Aim: Please give the listing again in its entirety, exactly as written.

Given records:
──────────────────────────────
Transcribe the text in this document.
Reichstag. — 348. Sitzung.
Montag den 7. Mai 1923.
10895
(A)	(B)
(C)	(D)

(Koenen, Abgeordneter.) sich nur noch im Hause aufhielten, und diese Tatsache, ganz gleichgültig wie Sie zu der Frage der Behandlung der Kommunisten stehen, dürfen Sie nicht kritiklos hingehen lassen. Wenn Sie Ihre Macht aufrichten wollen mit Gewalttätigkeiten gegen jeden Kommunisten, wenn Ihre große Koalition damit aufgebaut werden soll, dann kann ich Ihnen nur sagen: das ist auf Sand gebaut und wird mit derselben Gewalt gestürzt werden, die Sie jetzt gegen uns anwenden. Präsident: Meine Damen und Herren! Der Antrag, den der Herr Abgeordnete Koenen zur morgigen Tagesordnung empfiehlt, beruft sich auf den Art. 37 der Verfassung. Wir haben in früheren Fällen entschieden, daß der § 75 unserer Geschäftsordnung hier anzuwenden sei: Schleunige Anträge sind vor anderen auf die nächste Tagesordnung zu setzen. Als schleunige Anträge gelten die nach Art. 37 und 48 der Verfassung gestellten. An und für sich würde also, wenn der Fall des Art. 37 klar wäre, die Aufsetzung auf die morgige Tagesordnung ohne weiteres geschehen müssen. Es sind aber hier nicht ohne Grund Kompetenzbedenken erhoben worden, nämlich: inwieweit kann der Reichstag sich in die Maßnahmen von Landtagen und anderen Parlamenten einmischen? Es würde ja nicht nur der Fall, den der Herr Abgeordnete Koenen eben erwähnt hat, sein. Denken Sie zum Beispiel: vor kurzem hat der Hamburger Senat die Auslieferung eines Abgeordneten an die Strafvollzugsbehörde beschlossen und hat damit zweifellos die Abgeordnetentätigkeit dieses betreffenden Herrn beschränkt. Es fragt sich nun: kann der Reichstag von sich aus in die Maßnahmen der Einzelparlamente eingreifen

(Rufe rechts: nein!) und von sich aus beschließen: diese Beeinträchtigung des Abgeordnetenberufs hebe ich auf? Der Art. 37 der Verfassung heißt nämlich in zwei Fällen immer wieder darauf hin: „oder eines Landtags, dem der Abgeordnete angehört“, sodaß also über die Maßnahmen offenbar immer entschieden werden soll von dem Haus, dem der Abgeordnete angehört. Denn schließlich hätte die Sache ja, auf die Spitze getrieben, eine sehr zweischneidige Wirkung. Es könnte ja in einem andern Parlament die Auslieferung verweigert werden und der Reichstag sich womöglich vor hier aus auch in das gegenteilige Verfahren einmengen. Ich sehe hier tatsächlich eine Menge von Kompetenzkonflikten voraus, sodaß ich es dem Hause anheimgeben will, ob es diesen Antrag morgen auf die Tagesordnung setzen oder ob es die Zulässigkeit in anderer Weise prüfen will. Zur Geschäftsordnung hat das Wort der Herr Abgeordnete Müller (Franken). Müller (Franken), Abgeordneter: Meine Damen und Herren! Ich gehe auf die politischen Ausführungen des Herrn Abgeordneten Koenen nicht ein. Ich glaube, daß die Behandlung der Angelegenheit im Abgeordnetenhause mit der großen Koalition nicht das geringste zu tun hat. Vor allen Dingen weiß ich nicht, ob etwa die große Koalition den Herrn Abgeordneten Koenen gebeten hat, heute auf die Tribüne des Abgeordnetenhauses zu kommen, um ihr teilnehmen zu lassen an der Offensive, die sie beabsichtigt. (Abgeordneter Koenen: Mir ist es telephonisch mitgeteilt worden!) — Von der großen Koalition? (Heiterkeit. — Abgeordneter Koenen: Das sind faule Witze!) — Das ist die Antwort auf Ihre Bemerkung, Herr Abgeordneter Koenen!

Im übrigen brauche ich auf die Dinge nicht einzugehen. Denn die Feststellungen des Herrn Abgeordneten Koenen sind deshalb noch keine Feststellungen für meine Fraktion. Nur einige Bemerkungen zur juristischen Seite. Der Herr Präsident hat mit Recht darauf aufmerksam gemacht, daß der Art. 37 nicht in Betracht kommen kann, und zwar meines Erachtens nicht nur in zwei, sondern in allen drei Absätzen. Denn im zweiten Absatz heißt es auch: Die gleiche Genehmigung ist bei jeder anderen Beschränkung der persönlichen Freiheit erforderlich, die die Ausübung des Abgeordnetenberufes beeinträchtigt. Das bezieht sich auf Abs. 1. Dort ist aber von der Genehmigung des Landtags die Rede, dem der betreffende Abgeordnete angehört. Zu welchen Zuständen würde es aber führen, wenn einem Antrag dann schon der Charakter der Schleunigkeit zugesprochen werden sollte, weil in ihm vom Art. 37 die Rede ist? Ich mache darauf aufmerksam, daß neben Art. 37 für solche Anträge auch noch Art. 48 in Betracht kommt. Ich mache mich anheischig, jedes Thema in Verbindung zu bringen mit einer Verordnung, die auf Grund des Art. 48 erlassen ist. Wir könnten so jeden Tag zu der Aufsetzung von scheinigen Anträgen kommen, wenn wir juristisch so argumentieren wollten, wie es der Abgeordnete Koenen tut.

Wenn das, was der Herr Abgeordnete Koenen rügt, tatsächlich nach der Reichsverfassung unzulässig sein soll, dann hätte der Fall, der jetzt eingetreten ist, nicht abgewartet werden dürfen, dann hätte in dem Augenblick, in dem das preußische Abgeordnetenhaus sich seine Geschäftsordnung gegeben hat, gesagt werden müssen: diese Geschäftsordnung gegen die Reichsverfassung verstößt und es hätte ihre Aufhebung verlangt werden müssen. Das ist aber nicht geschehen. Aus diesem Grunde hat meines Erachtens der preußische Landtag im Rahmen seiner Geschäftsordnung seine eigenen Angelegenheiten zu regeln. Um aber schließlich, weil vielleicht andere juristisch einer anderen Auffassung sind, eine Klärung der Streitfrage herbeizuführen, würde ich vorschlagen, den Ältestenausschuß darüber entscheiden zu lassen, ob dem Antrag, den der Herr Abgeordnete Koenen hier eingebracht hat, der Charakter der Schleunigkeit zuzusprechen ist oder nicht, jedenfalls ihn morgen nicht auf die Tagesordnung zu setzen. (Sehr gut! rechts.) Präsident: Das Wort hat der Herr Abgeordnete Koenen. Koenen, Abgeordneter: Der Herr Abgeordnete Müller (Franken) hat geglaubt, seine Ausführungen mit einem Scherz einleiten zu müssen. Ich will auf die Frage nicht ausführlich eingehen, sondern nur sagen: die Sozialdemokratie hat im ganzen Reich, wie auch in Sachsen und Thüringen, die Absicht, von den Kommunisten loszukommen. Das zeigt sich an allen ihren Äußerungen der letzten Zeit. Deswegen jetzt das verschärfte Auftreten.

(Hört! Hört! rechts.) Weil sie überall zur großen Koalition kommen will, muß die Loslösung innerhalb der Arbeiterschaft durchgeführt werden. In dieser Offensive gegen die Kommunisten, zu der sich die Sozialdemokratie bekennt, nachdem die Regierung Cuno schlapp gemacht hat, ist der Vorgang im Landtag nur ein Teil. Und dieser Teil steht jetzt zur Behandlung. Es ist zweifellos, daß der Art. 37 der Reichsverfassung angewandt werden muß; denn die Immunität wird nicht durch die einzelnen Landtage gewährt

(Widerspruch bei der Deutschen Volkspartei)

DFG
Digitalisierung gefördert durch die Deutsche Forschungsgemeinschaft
──────────────────────────────
Full output:
Transcribe the text in this document.
Reichstag. — 348. Sitzung.
Montag den 7. Mai 1923.
10895
(A)	(B)
(C)	(D)

(Koenen, Abgeordneter.) sich nur noch im Hause aufhielten, und diese Tatsache, ganz gleichgültig wie Sie zu der Frage der Behandlung der Kommunisten stehen, dürfen Sie nicht kritiklos hingehen lassen. Wenn Sie Ihre Macht aufrichten wollen mit Gewalttätigkeiten gegen jeden Kommunisten, wenn Ihre große Koalition damit aufgebaut werden soll, dann kann ich Ihnen nur sagen: das ist auf Sand gebaut und wird mit derselben Gewalt gestürzt werden, die Sie jetzt gegen uns anwenden. Präsident: Meine Damen und Herren! Der Antrag, den der Herr Abgeordnete Koenen zur morgigen Tagesordnung empfiehlt, beruft sich auf den Art. 37 der Verfassung. Wir haben in früheren Fällen entschieden, daß der § 75 unserer Geschäftsordnung hier anzuwenden sei: Schleunige Anträge sind vor anderen auf die nächste Tagesordnung zu setzen. Als schleunige Anträge gelten die nach Art. 37 und 48 der Verfassung gestellten. An und für sich würde also, wenn der Fall des Art. 37 klar wäre, die Aufsetzung auf die morgige Tagesordnung ohne weiteres geschehen müssen. Es sind aber hier nicht ohne Grund Kompetenzbedenken erhoben worden, nämlich: inwieweit kann der Reichstag sich in die Maßnahmen von Landtagen und anderen Parlamenten einmischen? Es würde ja nicht nur der Fall, den der Herr Abgeordnete Koenen eben erwähnt hat, sein. Denken Sie zum Beispiel: vor kurzem hat der Hamburger Senat die Auslieferung eines Abgeordneten an die Strafvollzugsbehörde beschlossen und hat damit zweifellos die Abgeordnetentätigkeit dieses betreffenden Herrn beschränkt. Es fragt sich nun: kann der Reichstag von sich aus in die Maßnahmen der Einzelparlamente eingreifen

(Rufe rechts: nein!) und von sich aus beschließen: diese Beeinträchtigung des Abgeordnetenberufs hebe ich auf? Der Art. 37 der Verfassung heißt nämlich in zwei Fällen immer wieder darauf hin: „oder eines Landtags, dem der Abgeordnete angehört“, sodaß also über die Maßnahmen offenbar immer entschieden werden soll von dem Haus, dem der Abgeordnete angehört. Denn schließlich hätte die Sache ja, auf die Spitze getrieben, eine sehr zweischneidige Wirkung. Es könnte ja in einem andern Parlament die Auslieferung verweigert werden und der Reichstag sich womöglich vor hier aus auch in das gegenteilige Verfahren einmengen. Ich sehe hier tatsächlich eine Menge von Kompetenzkonflikten voraus, sodaß ich es dem Hause anheimgeben will, ob es diesen Antrag morgen auf die Tagesordnung setzen oder ob es die Zulässigkeit in anderer Weise prüfen will. Zur Geschäftsordnung hat das Wort der Herr Abgeordnete Müller (Franken). Müller (Franken), Abgeordneter: Meine Damen und Herren! Ich gehe auf die politischen Ausführungen des Herrn Abgeordneten Koenen nicht ein. Ich glaube, daß die Behandlung der Angelegenheit im Abgeordnetenhause mit der großen Koalition nicht das geringste zu tun hat. Vor allen Dingen weiß ich nicht, ob etwa die große Koalition den Herrn Abgeordneten Koenen gebeten hat, heute auf die Tribüne des Abgeordnetenhauses zu kommen, um ihr teilnehmen zu lassen an der Offensive, die sie beabsichtigt. (Abgeordneter Koenen: Mir ist es telephonisch mitgeteilt worden!) — Von der großen Koalition? (Heiterkeit. — Abgeordneter Koenen: Das sind faule Witze!) — Das ist die Antwort auf Ihre Bemerkung, Herr Abgeordneter Koenen!

Im übrigen brauche ich auf die Dinge nicht einzugehen. Denn die Feststellungen des Herrn Abgeordneten Koenen sind deshalb noch keine Feststellungen für meine Fraktion. Nur einige Bemerkungen zur juristischen Seite. Der Herr Präsident hat mit Recht darauf aufmerksam gemacht, daß der Art. 37 nicht in Betracht kommen kann, und zwar meines Erachtens nicht nur in zwei, sondern in allen drei Absätzen. Denn im zweiten Absatz heißt es auch: Die gleiche Genehmigung ist bei jeder anderen Beschränkung der persönlichen Freiheit erforderlich, die die Ausübung des Abgeordnetenberufes beeinträchtigt. Das bezieht sich auf Abs. 1. Dort ist aber von der Genehmigung des Landtags die Rede, dem der betreffende Abgeordnete angehört. Zu welchen Zuständen würde es aber führen, wenn einem Antrag dann schon der Charakter der Schleunigkeit zugesprochen werden sollte, weil in ihm vom Art. 37 die Rede ist? Ich mache darauf aufmerksam, daß neben Art. 37 für solche Anträge auch noch Art. 48 in Betracht kommt. Ich mache mich anheischig, jedes Thema in Verbindung zu bringen mit einer Verordnung, die auf Grund des Art. 48 erlassen ist. Wir könnten so jeden Tag zu der Aufsetzung von scheinigen Anträgen kommen, wenn wir juristisch so argumentieren wollten, wie es der Abgeordnete Koenen tut.

Wenn das, was der Herr Abgeordnete Koenen rügt, tatsächlich nach der Reichsverfassung unzulässig sein soll, dann hätte der Fall, der jetzt eingetreten ist, nicht abgewartet werden dürfen, dann hätte in dem Augenblick, in dem das preußische Abgeordnetenhaus sich seine Geschäftsordnung gegeben hat, gesagt werden müssen: diese Geschäftsordnung gegen die Reichsverfassung verstößt und es hätte ihre Aufhebung verlangt werden müssen. Das ist aber nicht geschehen. Aus diesem Grunde hat meines Erachtens der preußische Landtag im Rahmen seiner Geschäftsordnung seine eigenen Angelegenheiten zu regeln. Um aber schließlich, weil vielleicht andere juristisch einer anderen Auffassung sind, eine Klärung der Streitfrage herbeizuführen, würde ich vorschlagen, den Ältestenausschuß darüber entscheiden zu lassen, ob dem Antrag, den der Herr Abgeordnete Koenen hier eingebracht hat, der Charakter der Schleunigkeit zuzusprechen ist oder nicht, jedenfalls ihn morgen nicht auf die Tagesordnung zu setzen. (Sehr gut! rechts.) Präsident: Das Wort hat der Herr Abgeordnete Koenen. Koenen, Abgeordneter: Der Herr Abgeordnete Müller (Franken) hat geglaubt, seine Ausführungen mit einem Scherz einleiten zu müssen. Ich will auf die Frage nicht ausführlich eingehen, sondern nur sagen: die Sozialdemokratie hat im ganzen Reich, wie auch in Sachsen und Thüringen, die Absicht, von den Kommunisten loszukommen. Das zeigt sich an allen ihren Äußerungen der letzten Zeit. Deswegen jetzt das verschärfte Auftreten.

(Hört! Hört! rechts.) Weil sie überall zur großen Koalition kommen will, muß die Loslösung innerhalb der Arbeiterschaft durchgeführt werden. In dieser Offensive gegen die Kommunisten, zu der sich die Sozialdemokratie bekennt, nachdem die Regierung Cuno schlapp gemacht hat, ist der Vorgang im Landtag nur ein Teil. Und dieser Teil steht jetzt zur Behandlung. Es ist zweifellos, daß der Art. 37 der Reichsverfassung angewandt werden muß; denn die Immunität wird nicht durch die einzelnen Landtage gewährt

(Widerspruch bei der Deutschen Volkspartei)

DFG
Digitalisierung gefördert durch die Deutsche Forschungsgemeinschaft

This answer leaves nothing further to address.